[Items from a figure collection]
......

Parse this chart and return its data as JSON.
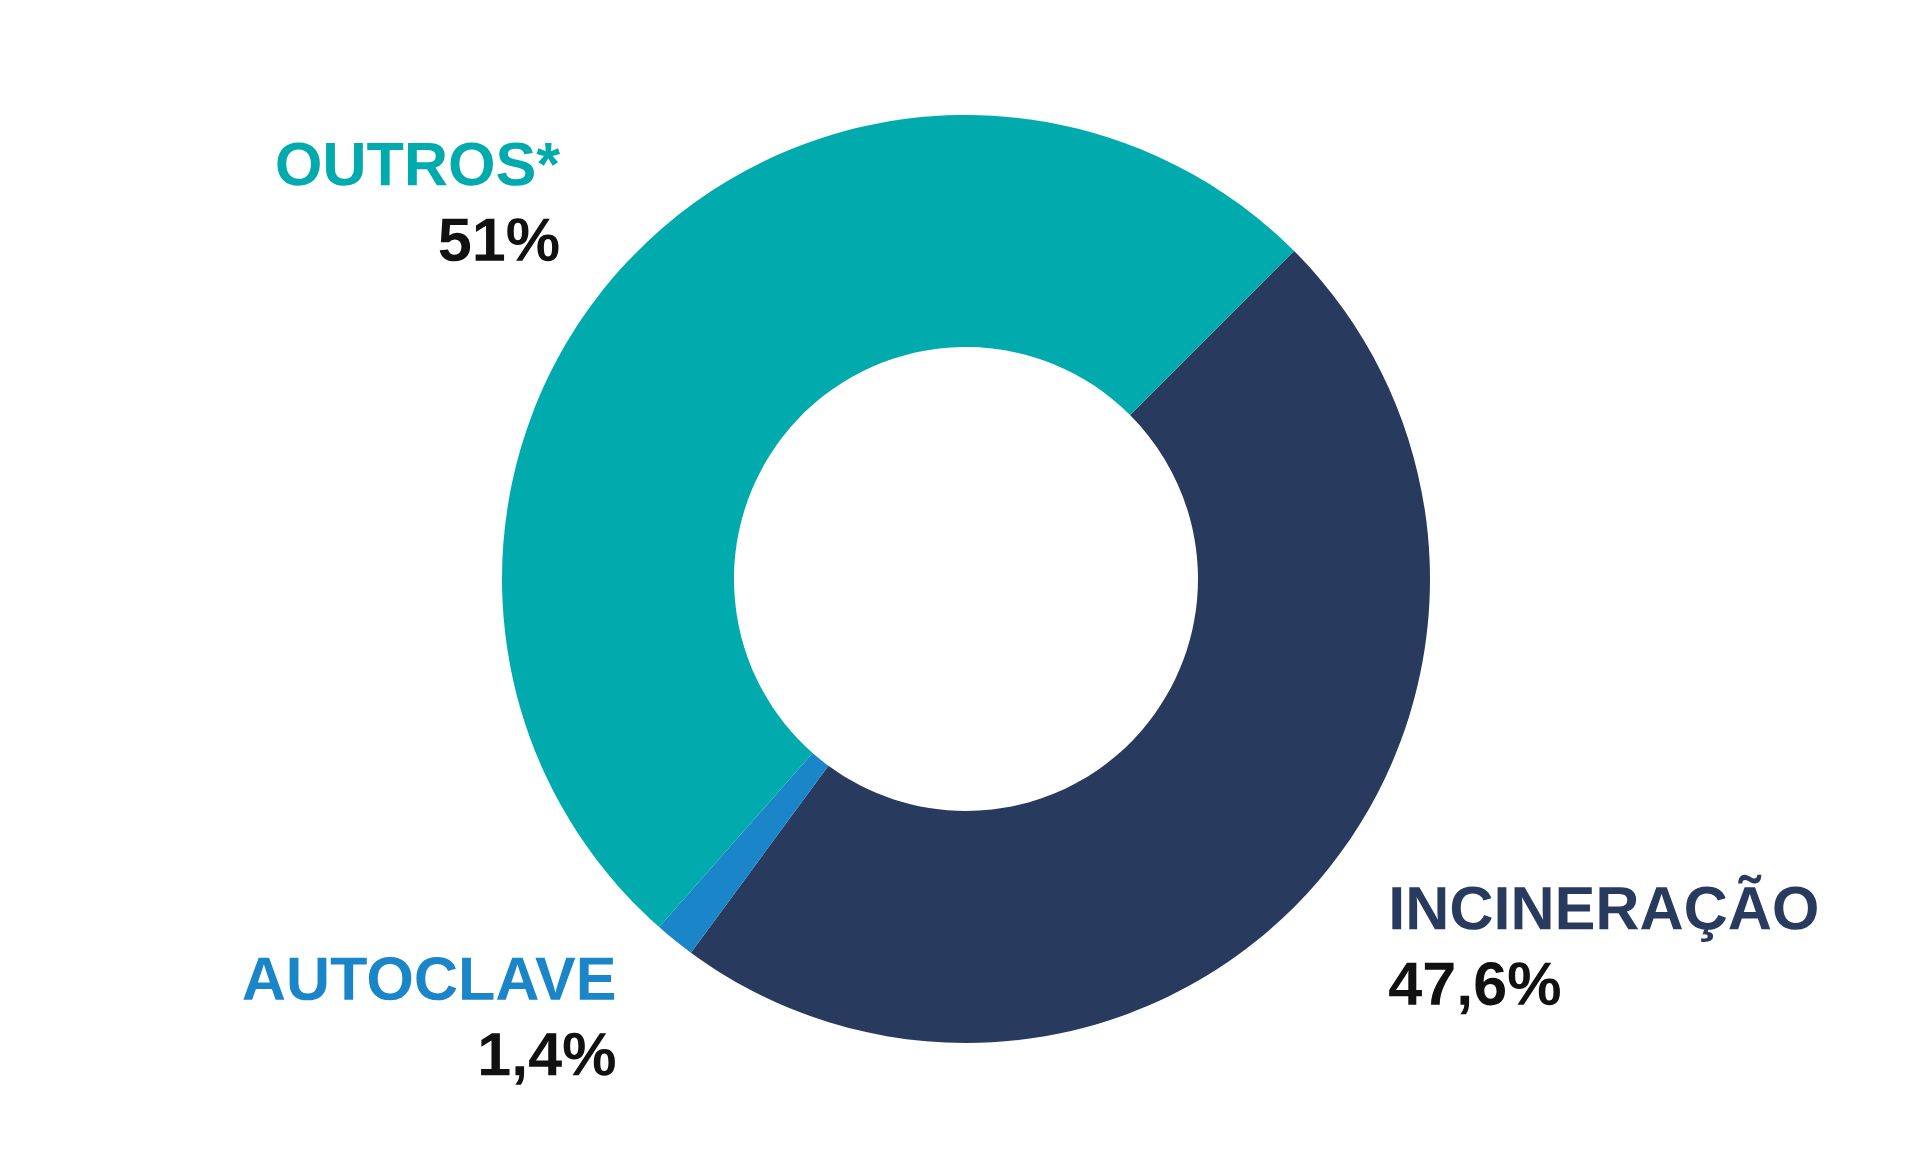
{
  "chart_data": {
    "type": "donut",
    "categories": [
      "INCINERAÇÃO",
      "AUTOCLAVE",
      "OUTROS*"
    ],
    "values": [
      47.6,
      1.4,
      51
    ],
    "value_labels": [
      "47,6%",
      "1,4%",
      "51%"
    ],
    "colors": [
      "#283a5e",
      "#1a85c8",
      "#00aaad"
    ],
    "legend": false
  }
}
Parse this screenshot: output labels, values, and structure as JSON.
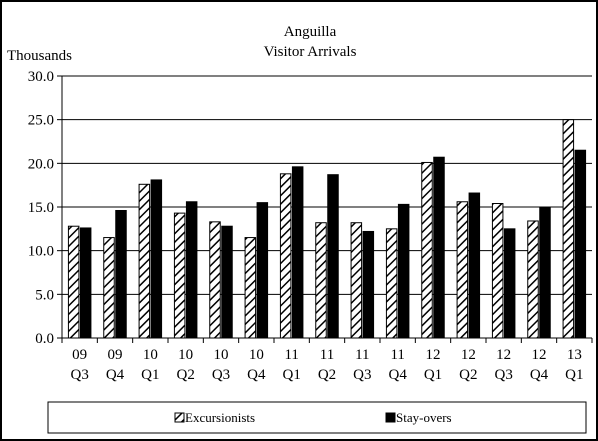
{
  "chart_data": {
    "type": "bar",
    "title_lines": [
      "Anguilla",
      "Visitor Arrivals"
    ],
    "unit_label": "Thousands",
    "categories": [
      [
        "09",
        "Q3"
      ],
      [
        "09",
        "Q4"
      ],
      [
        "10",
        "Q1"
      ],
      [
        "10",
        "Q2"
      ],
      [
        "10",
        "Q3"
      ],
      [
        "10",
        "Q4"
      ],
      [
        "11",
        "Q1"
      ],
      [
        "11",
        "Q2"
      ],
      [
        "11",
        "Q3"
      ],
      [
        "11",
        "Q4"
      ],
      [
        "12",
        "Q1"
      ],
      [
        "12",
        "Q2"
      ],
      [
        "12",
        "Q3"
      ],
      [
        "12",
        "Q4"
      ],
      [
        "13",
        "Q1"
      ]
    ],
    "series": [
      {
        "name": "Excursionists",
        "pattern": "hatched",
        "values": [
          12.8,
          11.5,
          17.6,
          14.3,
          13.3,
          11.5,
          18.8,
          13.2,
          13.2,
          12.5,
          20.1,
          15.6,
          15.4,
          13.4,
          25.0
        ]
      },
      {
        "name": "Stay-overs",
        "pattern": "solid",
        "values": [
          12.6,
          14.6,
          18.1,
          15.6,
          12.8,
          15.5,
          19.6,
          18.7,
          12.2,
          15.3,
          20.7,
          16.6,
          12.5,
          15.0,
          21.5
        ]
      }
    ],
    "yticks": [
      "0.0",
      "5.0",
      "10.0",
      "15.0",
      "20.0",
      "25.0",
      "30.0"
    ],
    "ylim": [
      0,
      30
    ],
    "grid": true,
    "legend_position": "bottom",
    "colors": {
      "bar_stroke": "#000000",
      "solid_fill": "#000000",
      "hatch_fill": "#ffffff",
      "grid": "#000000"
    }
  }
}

......

> _Task to carry out_: Pictures in the data above should not be copied; transcribe everything else exactly.

> _Solution to this task_:
Parse this chart and return its data as JSON.
{
  "chart_data": {
    "type": "donut",
    "categories": [
      "INCINERAÇÃO",
      "AUTOCLAVE",
      "OUTROS*"
    ],
    "values": [
      47.6,
      1.4,
      51
    ],
    "value_labels": [
      "47,6%",
      "1,4%",
      "51%"
    ],
    "colors": [
      "#283a5e",
      "#1a85c8",
      "#00aaad"
    ],
    "legend": false
  }
}
Parse this screenshot: output labels, values, and structure as JSON.
{
  "chart_data": {
    "type": "bar",
    "title_lines": [
      "Anguilla",
      "Visitor Arrivals"
    ],
    "unit_label": "Thousands",
    "categories": [
      [
        "09",
        "Q3"
      ],
      [
        "09",
        "Q4"
      ],
      [
        "10",
        "Q1"
      ],
      [
        "10",
        "Q2"
      ],
      [
        "10",
        "Q3"
      ],
      [
        "10",
        "Q4"
      ],
      [
        "11",
        "Q1"
      ],
      [
        "11",
        "Q2"
      ],
      [
        "11",
        "Q3"
      ],
      [
        "11",
        "Q4"
      ],
      [
        "12",
        "Q1"
      ],
      [
        "12",
        "Q2"
      ],
      [
        "12",
        "Q3"
      ],
      [
        "12",
        "Q4"
      ],
      [
        "13",
        "Q1"
      ]
    ],
    "series": [
      {
        "name": "Excursionists",
        "pattern": "hatched",
        "values": [
          12.8,
          11.5,
          17.6,
          14.3,
          13.3,
          11.5,
          18.8,
          13.2,
          13.2,
          12.5,
          20.1,
          15.6,
          15.4,
          13.4,
          25.0
        ]
      },
      {
        "name": "Stay-overs",
        "pattern": "solid",
        "values": [
          12.6,
          14.6,
          18.1,
          15.6,
          12.8,
          15.5,
          19.6,
          18.7,
          12.2,
          15.3,
          20.7,
          16.6,
          12.5,
          15.0,
          21.5
        ]
      }
    ],
    "yticks": [
      "0.0",
      "5.0",
      "10.0",
      "15.0",
      "20.0",
      "25.0",
      "30.0"
    ],
    "ylim": [
      0,
      30
    ],
    "grid": true,
    "legend_position": "bottom",
    "colors": {
      "bar_stroke": "#000000",
      "solid_fill": "#000000",
      "hatch_fill": "#ffffff",
      "grid": "#000000"
    }
  }
}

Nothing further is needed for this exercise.